6.1b Graph Profile: Under Structural Stress
24 runs across 10 models. 500 symbols, 200 edges, 13 structured extraction questions with deterministic ground truth (no LLM judge). Each run generates a fresh random payload. Zero format instructions in the prompt.
| Model | Runs | GCF avg | TOON avg | JSON avg |
|---|---|---|---|---|
| Claude Opus 4.6 | 2 | 96.2% | 84.6% | 73.1% |
| Claude Sonnet 4.6 | 2 | 100% | 73.1% | 53.8% |
| Claude Haiku 4.5 | 2 | 96.2% | 69.2% | 57.7% |
| GPT-5.5 | 5 | 84.1% | 67.7% | 45.8% |
| GPT-5.4 | 4 | 78.0% | 56.0% | 44.1% |
| GPT-5.4-mini | 2 | 71.8% | 64.1% | 54.2% |
| Gemini 2.5 Pro | 1 | 100% | 76.9% | 58.3% |
| Gemini 3.1 Pro | 1 | 100% | 76.9% | 46.2% |
| Gemini 3.5 Flash | 2 | 100% | 53.9% | 46.2% |
| Gemini 2.5 Flash | 4 | 85.5% | 52.5% | 54.3% |
GCF wins 23 of 24 runs (1 tie, 0 losses). Four models achieve 100%.
Failure taxonomy
GCF, TOON, and JSON produce qualitatively different failure modes. The tokenizer analysis provides the mechanistic link: JSON's grammar symbols merge with field names in BPE tokenizer vocabularies, creating hidden structural boundaries that compound per row. A controlled experiment confirms this is causal: models trained with merge barriers (where delimiter characters cannot fuse with adjacent content) develop 4.6x more delimiter-specialized attention heads and achieve 3x lower structured data perplexity. See "Merge Barriers in BPE Tokenization" DOI: 10.5281/zenodo.20925910 for the full analysis.

• **Questions on the material**
a – Answer these questions from the graph-profile benchmark extract, giving each answer on its own line marked like its question:
(i) How many structured extraction questions does each run use?
(ii) Which model has the most runs in the table, and how many?
(iii) How many times more delimiter-specialized attention heads do models trained with merge barriers develop?
b – Pick up the graph-profile benchmark extract after its final sentence and keep writing in the same style.

• **Data**
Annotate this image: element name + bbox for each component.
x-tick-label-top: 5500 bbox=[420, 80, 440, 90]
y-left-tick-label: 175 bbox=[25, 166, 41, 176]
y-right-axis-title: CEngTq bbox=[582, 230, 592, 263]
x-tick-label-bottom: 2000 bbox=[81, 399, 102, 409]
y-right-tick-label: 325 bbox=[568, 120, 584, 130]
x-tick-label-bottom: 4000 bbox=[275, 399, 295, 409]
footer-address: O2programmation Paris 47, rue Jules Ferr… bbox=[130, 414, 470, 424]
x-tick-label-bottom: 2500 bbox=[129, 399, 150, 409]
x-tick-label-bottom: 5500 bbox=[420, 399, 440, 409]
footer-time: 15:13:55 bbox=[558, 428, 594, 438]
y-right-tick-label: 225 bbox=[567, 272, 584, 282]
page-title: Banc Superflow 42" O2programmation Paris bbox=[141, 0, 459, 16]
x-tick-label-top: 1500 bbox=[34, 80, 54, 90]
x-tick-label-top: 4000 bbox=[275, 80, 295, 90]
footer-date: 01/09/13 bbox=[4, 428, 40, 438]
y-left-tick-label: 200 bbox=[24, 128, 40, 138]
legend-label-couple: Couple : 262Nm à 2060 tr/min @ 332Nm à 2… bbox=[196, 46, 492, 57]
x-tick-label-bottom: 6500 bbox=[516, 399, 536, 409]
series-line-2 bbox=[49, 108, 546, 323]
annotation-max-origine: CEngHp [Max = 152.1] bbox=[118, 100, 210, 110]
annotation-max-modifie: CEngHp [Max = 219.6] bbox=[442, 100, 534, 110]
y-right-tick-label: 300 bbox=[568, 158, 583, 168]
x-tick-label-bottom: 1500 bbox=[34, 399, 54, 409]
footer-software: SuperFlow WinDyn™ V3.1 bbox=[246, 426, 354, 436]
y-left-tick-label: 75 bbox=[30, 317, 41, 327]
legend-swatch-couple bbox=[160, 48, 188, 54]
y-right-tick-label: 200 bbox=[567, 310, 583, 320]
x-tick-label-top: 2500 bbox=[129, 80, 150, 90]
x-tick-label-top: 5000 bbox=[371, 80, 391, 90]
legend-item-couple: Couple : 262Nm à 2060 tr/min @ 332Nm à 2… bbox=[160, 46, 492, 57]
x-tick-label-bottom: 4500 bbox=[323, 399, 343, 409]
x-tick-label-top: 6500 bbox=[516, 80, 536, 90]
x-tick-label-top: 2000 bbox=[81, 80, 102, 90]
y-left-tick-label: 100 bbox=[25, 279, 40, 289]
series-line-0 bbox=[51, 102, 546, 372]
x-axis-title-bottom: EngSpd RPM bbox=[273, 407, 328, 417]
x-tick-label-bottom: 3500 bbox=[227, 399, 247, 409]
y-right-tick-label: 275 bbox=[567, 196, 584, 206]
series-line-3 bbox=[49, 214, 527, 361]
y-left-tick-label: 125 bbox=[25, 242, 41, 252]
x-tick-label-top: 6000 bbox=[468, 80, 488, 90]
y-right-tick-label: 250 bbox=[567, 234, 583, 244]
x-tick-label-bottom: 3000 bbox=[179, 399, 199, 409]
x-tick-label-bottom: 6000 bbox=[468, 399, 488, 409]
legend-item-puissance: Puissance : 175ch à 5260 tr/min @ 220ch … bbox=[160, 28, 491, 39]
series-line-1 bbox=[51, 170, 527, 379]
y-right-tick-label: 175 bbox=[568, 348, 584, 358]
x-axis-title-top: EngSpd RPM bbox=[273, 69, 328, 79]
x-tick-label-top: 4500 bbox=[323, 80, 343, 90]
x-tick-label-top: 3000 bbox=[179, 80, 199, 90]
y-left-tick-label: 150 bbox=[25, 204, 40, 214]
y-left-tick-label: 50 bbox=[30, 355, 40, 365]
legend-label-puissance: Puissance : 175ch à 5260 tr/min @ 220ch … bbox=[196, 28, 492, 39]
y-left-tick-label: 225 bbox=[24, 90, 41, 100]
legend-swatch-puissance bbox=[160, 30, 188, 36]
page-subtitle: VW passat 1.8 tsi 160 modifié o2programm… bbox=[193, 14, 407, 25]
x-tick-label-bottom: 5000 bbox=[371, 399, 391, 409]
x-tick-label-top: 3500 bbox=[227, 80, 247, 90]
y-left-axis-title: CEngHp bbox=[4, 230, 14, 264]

• **Results for the exercise**
a –
(i) 13
(ii) GPT-5.5, with 5 runs
(iii) 4.6 times more

b –
GCF fails on precision (median error: 4). Off-by-1-2 header misreads (8 occurrences), deterministic column scan miscounts on GPT-5.4 (11), field confusion (2), miscellaneous (5), and context overwhelm empty responses on GPT-5.5 (10). The format structure is understood; the count is slightly misread. 36 total failures across 24 runs. GCF's pipe delimiter has a 0.47% merge rate across 43 tokenizers, meaning the model always sees clean structural boundaries.
TOON fails on comprehension (median error: 53). Distance grouping failures across all models (45 occurrences), column scan miscounts (10), attention decay on the last row (7), calls edge miscounts (10), symbol count wrong (2), and context overwhelm (20). The model cannot filter a flat 500-row table by column value. 94 total failures across 24 runs. TOON's tab delimiter has a 32.91% merge rate and 1,238 mergeable words in tokenizer vocabularies, the worst of any common separator character.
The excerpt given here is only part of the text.